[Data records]
"""

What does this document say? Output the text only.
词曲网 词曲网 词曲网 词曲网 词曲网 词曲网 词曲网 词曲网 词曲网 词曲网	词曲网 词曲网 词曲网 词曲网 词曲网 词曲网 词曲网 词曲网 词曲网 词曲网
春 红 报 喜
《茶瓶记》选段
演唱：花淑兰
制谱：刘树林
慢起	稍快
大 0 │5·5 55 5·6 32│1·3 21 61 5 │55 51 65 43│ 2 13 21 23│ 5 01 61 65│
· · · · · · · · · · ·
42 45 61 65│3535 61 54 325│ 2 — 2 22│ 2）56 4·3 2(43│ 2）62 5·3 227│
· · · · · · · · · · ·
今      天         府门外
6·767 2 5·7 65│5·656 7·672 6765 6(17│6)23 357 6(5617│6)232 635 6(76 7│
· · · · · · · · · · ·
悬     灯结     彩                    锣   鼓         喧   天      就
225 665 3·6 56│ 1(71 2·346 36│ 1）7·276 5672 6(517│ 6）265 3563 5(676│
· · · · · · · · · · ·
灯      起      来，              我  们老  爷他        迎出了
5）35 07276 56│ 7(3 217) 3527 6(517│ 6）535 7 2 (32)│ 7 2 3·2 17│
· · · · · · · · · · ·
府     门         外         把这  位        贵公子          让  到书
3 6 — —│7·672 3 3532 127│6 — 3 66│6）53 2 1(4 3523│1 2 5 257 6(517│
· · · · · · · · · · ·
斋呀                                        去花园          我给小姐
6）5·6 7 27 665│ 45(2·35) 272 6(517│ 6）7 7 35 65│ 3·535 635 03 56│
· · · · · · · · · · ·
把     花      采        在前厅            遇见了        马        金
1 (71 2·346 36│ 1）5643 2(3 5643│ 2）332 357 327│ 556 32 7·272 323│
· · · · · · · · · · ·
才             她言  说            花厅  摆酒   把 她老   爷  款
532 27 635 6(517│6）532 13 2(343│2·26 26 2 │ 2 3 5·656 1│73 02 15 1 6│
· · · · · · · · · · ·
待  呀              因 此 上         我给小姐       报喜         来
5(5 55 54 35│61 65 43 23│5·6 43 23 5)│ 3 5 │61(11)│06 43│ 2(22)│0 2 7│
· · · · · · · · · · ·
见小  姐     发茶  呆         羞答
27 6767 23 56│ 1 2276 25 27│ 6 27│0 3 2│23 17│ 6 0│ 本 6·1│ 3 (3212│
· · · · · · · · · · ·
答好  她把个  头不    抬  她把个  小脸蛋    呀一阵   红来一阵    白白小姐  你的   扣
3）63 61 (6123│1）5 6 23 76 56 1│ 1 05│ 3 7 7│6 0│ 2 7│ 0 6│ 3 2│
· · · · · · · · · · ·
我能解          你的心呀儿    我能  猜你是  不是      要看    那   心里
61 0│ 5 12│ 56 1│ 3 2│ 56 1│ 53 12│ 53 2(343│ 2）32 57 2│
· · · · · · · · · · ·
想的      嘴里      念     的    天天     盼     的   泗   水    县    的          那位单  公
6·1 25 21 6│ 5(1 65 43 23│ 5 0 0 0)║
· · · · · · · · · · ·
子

"""

**AIM OF THE TASK:** Your task is to output all of the data above word for word.

**SOLUTION FOR THIS PROBLEM:**
What does this document say? Output the text only.
词曲网 词曲网 词曲网 词曲网 词曲网 词曲网 词曲网 词曲网 词曲网 词曲网	词曲网 词曲网 词曲网 词曲网 词曲网 词曲网 词曲网 词曲网 词曲网 词曲网
春 红 报 喜
《茶瓶记》选段
演唱：花淑兰
制谱：刘树林
慢起	稍快
大 0 │5·5 55 5·6 32│1·3 21 61 5 │55 51 65 43│ 2 13 21 23│ 5 01 61 65│
· · · · · · · · · · ·
42 45 61 65│3535 61 54 325│ 2 — 2 22│ 2）56 4·3 2(43│ 2）62 5·3 227│
· · · · · · · · · · ·
今      天         府门外
6·767 2 5·7 65│5·656 7·672 6765 6(17│6)23 357 6(5617│6)232 635 6(76 7│
· · · · · · · · · · ·
悬     灯结     彩                    锣   鼓         喧   天      就
225 665 3·6 56│ 1(71 2·346 36│ 1）7·276 5672 6(517│ 6）265 3563 5(676│
· · · · · · · · · · ·
灯      起      来，              我  们老  爷他        迎出了
5）35 07276 56│ 7(3 217) 3527 6(517│ 6）535 7 2 (32)│ 7 2 3·2 17│
· · · · · · · · · · ·
府     门         外         把这  位        贵公子          让  到书
3 6 — —│7·672 3 3532 127│6 — 3 66│6）53 2 1(4 3523│1 2 5 257 6(517│
· · · · · · · · · · ·
斋呀                                        去花园          我给小姐
6）5·6 7 27 665│ 45(2·35) 272 6(517│ 6）7 7 35 65│ 3·535 635 03 56│
· · · · · · · · · · ·
把     花      采        在前厅            遇见了        马        金
1 (71 2·346 36│ 1）5643 2(3 5643│ 2）332 357 327│ 556 32 7·272 323│
· · · · · · · · · · ·
才             她言  说            花厅  摆酒   把 她老   爷  款
532 27 635 6(517│6）532 13 2(343│2·26 26 2 │ 2 3 5·656 1│73 02 15 1 6│
· · · · · · · · · · ·
待  呀              因 此 上         我给小姐       报喜         来
5(5 55 54 35│61 65 43 23│5·6 43 23 5)│ 3 5 │61(11)│06 43│ 2(22)│0 2 7│
· · · · · · · · · · ·
见小  姐     发茶  呆         羞答
27 6767 23 56│ 1 2276 25 27│ 6 27│0 3 2│23 17│ 6 0│ 本 6·1│ 3 (3212│
· · · · · · · · · · ·
答好  她把个  头不    抬  她把个  小脸蛋    呀一阵   红来一阵    白白小姐  你的   扣
3）63 61 (6123│1）5 6 23 76 56 1│ 1 05│ 3 7 7│6 0│ 2 7│ 0 6│ 3 2│
· · · · · · · · · · ·
我能解          你的心呀儿    我能  猜你是  不是      要看    那   心里
61 0│ 5 12│ 56 1│ 3 2│ 56 1│ 53 12│ 53 2(343│ 2）32 57 2│
· · · · · · · · · · ·
想的      嘴里      念     的    天天     盼     的   泗   水    县    的          那位单  公
6·1 25 21 6│ 5(1 65 43 23│ 5 0 0 0)║
· · · · · · · · · · ·
子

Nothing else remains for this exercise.